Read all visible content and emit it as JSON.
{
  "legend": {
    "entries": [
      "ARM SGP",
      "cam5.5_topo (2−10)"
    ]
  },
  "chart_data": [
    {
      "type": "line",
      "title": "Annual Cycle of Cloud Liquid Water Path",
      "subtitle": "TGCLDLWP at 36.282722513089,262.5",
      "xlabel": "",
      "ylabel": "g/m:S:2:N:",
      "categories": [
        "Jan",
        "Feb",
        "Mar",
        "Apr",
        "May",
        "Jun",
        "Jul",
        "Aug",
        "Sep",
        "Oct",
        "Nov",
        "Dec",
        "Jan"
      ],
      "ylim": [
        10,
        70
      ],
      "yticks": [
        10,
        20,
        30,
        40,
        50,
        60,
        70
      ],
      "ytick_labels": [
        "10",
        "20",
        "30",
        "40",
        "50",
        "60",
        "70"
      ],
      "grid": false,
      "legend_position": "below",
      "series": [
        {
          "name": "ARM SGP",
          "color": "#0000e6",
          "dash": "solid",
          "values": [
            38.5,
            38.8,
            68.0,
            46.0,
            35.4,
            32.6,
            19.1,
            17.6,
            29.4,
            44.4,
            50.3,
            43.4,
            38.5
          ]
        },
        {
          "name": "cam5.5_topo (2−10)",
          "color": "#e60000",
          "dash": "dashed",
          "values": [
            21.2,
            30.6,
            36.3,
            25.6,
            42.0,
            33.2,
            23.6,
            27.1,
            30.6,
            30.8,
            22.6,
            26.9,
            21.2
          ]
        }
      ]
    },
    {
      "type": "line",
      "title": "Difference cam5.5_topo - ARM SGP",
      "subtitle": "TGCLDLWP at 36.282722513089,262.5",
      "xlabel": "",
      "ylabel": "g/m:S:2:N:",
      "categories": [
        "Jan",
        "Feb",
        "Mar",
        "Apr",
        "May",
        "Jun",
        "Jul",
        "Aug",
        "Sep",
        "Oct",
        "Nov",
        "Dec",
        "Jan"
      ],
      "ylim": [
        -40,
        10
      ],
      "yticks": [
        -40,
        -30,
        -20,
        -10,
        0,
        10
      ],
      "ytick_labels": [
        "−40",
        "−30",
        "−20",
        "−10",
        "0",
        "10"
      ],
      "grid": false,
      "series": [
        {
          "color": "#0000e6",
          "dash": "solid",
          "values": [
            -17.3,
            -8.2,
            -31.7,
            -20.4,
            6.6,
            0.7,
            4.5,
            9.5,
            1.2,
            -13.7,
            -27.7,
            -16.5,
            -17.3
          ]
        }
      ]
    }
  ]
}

▶ [REQUEST] Can you reproduce all the material exactly?

▶ [COMPLETE RESPONSE]
Read all visible content and emit it as JSON.
{
  "legend": {
    "entries": [
      "ARM SGP",
      "cam5.5_topo (2−10)"
    ]
  },
  "chart_data": [
    {
      "type": "line",
      "title": "Annual Cycle of Cloud Liquid Water Path",
      "subtitle": "TGCLDLWP at 36.282722513089,262.5",
      "xlabel": "",
      "ylabel": "g/m:S:2:N:",
      "categories": [
        "Jan",
        "Feb",
        "Mar",
        "Apr",
        "May",
        "Jun",
        "Jul",
        "Aug",
        "Sep",
        "Oct",
        "Nov",
        "Dec",
        "Jan"
      ],
      "ylim": [
        10,
        70
      ],
      "yticks": [
        10,
        20,
        30,
        40,
        50,
        60,
        70
      ],
      "ytick_labels": [
        "10",
        "20",
        "30",
        "40",
        "50",
        "60",
        "70"
      ],
      "grid": false,
      "legend_position": "below",
      "series": [
        {
          "name": "ARM SGP",
          "color": "#0000e6",
          "dash": "solid",
          "values": [
            38.5,
            38.8,
            68.0,
            46.0,
            35.4,
            32.6,
            19.1,
            17.6,
            29.4,
            44.4,
            50.3,
            43.4,
            38.5
          ]
        },
        {
          "name": "cam5.5_topo (2−10)",
          "color": "#e60000",
          "dash": "dashed",
          "values": [
            21.2,
            30.6,
            36.3,
            25.6,
            42.0,
            33.2,
            23.6,
            27.1,
            30.6,
            30.8,
            22.6,
            26.9,
            21.2
          ]
        }
      ]
    },
    {
      "type": "line",
      "title": "Difference cam5.5_topo - ARM SGP",
      "subtitle": "TGCLDLWP at 36.282722513089,262.5",
      "xlabel": "",
      "ylabel": "g/m:S:2:N:",
      "categories": [
        "Jan",
        "Feb",
        "Mar",
        "Apr",
        "May",
        "Jun",
        "Jul",
        "Aug",
        "Sep",
        "Oct",
        "Nov",
        "Dec",
        "Jan"
      ],
      "ylim": [
        -40,
        10
      ],
      "yticks": [
        -40,
        -30,
        -20,
        -10,
        0,
        10
      ],
      "ytick_labels": [
        "−40",
        "−30",
        "−20",
        "−10",
        "0",
        "10"
      ],
      "grid": false,
      "series": [
        {
          "color": "#0000e6",
          "dash": "solid",
          "values": [
            -17.3,
            -8.2,
            -31.7,
            -20.4,
            6.6,
            0.7,
            4.5,
            9.5,
            1.2,
            -13.7,
            -27.7,
            -16.5,
            -17.3
          ]
        }
      ]
    }
  ]
}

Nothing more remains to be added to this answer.